GIVEN EXERCISE
Provide only the number of lines in the listing that contain the string "icon".

───── INPUT RECORDS

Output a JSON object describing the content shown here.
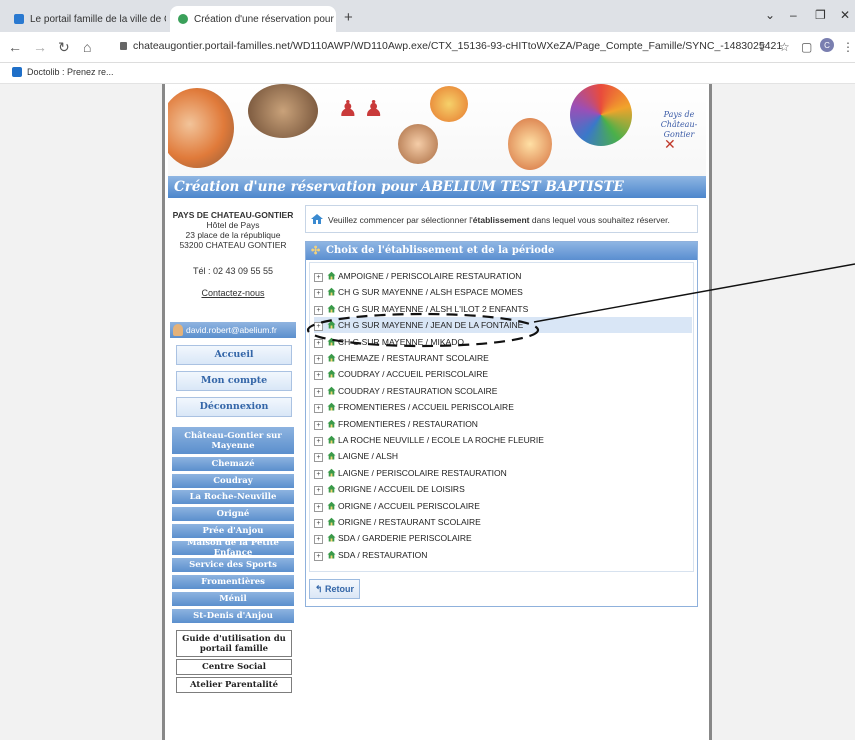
{
  "browser": {
    "tabs": [
      {
        "title": "Le portail famille de la ville de Ch"
      },
      {
        "title": "Création d'une réservation pour"
      }
    ],
    "url": "chateaugontier.portail-familles.net/WD110AWP/WD110Awp.exe/CTX_15136-93-cHITtoWXeZA/Page_Compte_Famille/SYNC_-1483025421",
    "bookmark": "Doctolib : Prenez re...",
    "profile_initial": "C"
  },
  "page": {
    "title": "Création d'une réservation pour ABELIUM TEST BAPTISTE",
    "logo_text": "Pays de Château-Gontier"
  },
  "sidebar": {
    "org_name": "PAYS DE CHATEAU-GONTIER",
    "address1": "Hôtel de Pays",
    "address2": "23 place de la république",
    "address3": "53200 CHATEAU GONTIER",
    "phone": "Tél : 02 43 09 55 55",
    "contact": "Contactez-nous",
    "user_email": "david.robert@abelium.fr",
    "nav": [
      "Accueil",
      "Mon compte",
      "Déconnexion"
    ],
    "towns": [
      "Château-Gontier sur Mayenne",
      "Chemazé",
      "Coudray",
      "La Roche-Neuville",
      "Origné",
      "Prée d'Anjou",
      "Maison de la Petite Enfance",
      "Service des Sports",
      "Fromentières",
      "Ménil",
      "St-Denis d'Anjou"
    ],
    "extras": [
      "Guide d'utilisation du portail famille",
      "Centre Social",
      "Atelier Parentalité"
    ]
  },
  "main": {
    "info_pre": "Veuillez commencer par sélectionner l'",
    "info_bold": "établissement",
    "info_post": " dans lequel vous souhaitez réserver.",
    "panel_title": "Choix de l'établissement et de la période",
    "items": [
      "AMPOIGNE / PERISCOLAIRE RESTAURATION",
      "CH G SUR MAYENNE / ALSH ESPACE MOMES",
      "CH G SUR MAYENNE / ALSH L'ILOT 2 ENFANTS",
      "CH G SUR MAYENNE / JEAN DE LA FONTAINE",
      "CH G SUR MAYENNE / MIKADO",
      "CHEMAZE / RESTAURANT SCOLAIRE",
      "COUDRAY / ACCUEIL PERISCOLAIRE",
      "COUDRAY / RESTAURATION SCOLAIRE",
      "FROMENTIERES / ACCUEIL PERISCOLAIRE",
      "FROMENTIERES / RESTAURATION",
      "LA ROCHE NEUVILLE / ECOLE LA ROCHE FLEURIE",
      "LAIGNE / ALSH",
      "LAIGNE / PERISCOLAIRE RESTAURATION",
      "ORIGNE / ACCUEIL DE LOISIRS",
      "ORIGNE / ACCUEIL PERISCOLAIRE",
      "ORIGNE / RESTAURANT SCOLAIRE",
      "SDA / GARDERIE PERISCOLAIRE",
      "SDA / RESTAURATION"
    ],
    "selected_index": 3,
    "back_label": "Retour"
  },
  "colors": {
    "accent": "#4c86cc",
    "link": "#3466a8"
  }
}
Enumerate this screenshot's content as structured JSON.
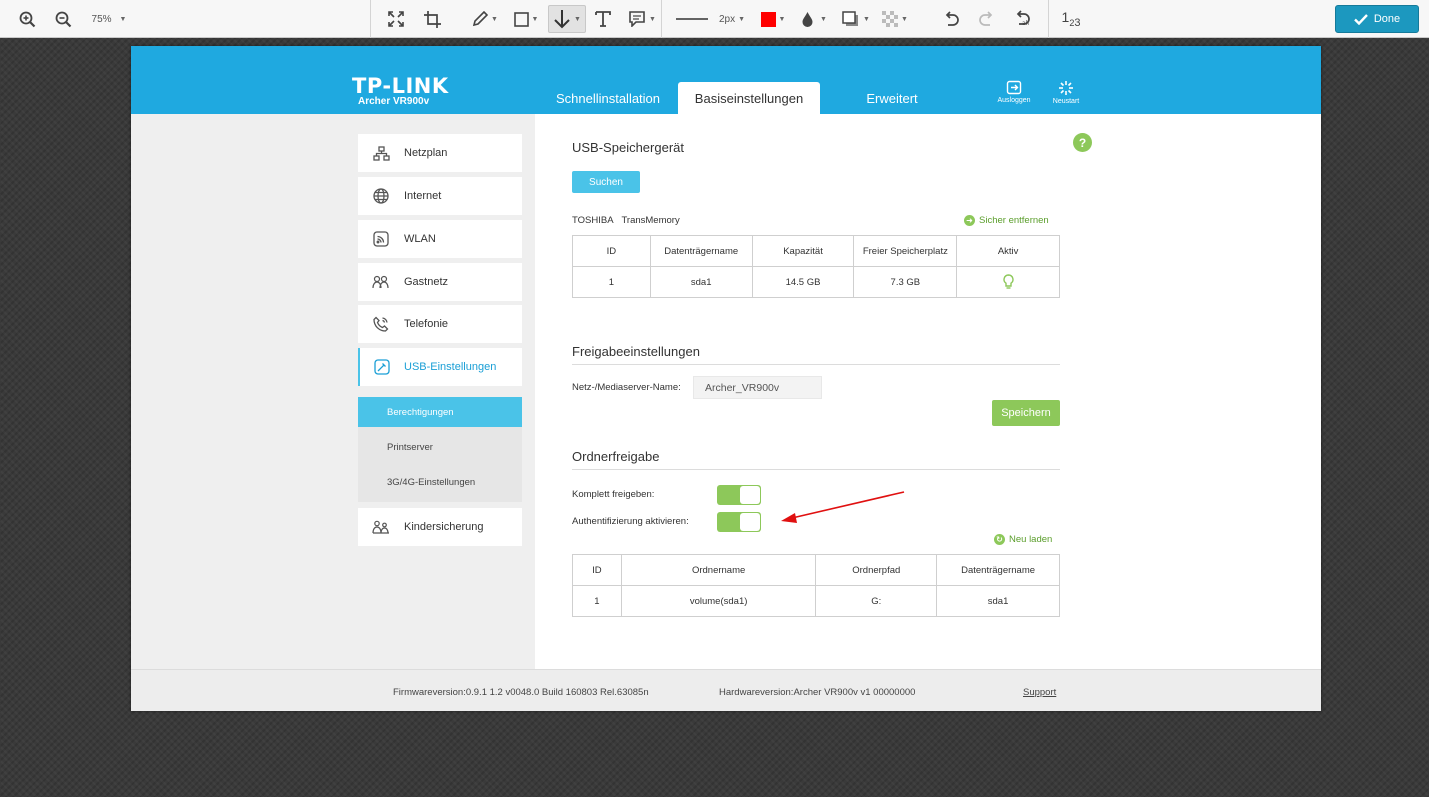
{
  "toolbar": {
    "zoom_label": "75%",
    "stroke_width_label": "2px",
    "counter_label": "1",
    "counter_sub": "2",
    "counter_sub2": "3",
    "done_label": "Done",
    "accent_color": "#1c98bf",
    "fill_color": "#ff0000"
  },
  "header": {
    "logo": "TP-LINK",
    "model": "Archer VR900v",
    "tabs": [
      "Schnellinstallation",
      "Basiseinstellungen",
      "Erweitert"
    ],
    "logout_label": "Ausloggen",
    "restart_label": "Neustart",
    "brand_color": "#1fa9e0"
  },
  "sidebar": {
    "items": [
      {
        "label": "Netzplan",
        "icon": "network-icon"
      },
      {
        "label": "Internet",
        "icon": "globe-icon"
      },
      {
        "label": "WLAN",
        "icon": "wifi-icon"
      },
      {
        "label": "Gastnetz",
        "icon": "guest-icon"
      },
      {
        "label": "Telefonie",
        "icon": "phone-icon"
      },
      {
        "label": "USB-Einstellungen",
        "icon": "usb-icon"
      }
    ],
    "subitems": [
      "Berechtigungen",
      "Printserver",
      "3G/4G-Einstellungen"
    ],
    "last_item": "Kindersicherung"
  },
  "usb": {
    "title": "USB-Speichergerät",
    "search_button": "Suchen",
    "device_vendor": "TOSHIBA",
    "device_name": "TransMemory",
    "remove_link": "Sicher entfernen",
    "table_headers": [
      "ID",
      "Datenträgername",
      "Kapazität",
      "Freier Speicherplatz",
      "Aktiv"
    ],
    "table_rows": [
      [
        "1",
        "sda1",
        "14.5 GB",
        "7.3 GB"
      ]
    ]
  },
  "share": {
    "title": "Freigabeeinstellungen",
    "server_label": "Netz-/Mediaserver-Name:",
    "server_value": "Archer_VR900v",
    "save_button": "Speichern"
  },
  "folder": {
    "title": "Ordnerfreigabe",
    "share_all_label": "Komplett freigeben:",
    "share_all_enabled": true,
    "auth_label": "Authentifizierung aktivieren:",
    "auth_enabled": true,
    "reload_link": "Neu laden",
    "table_headers": [
      "ID",
      "Ordnername",
      "Ordnerpfad",
      "Datenträgername"
    ],
    "table_rows": [
      [
        "1",
        "volume(sda1)",
        "G:",
        "sda1"
      ]
    ]
  },
  "footer": {
    "firmware": "Firmwareversion:0.9.1 1.2 v0048.0 Build 160803 Rel.63085n",
    "hardware": "Hardwareversion:Archer VR900v v1 00000000",
    "support": "Support"
  },
  "annotation_color": "#e01010"
}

──────────

ANSWER TO THIS TASK
6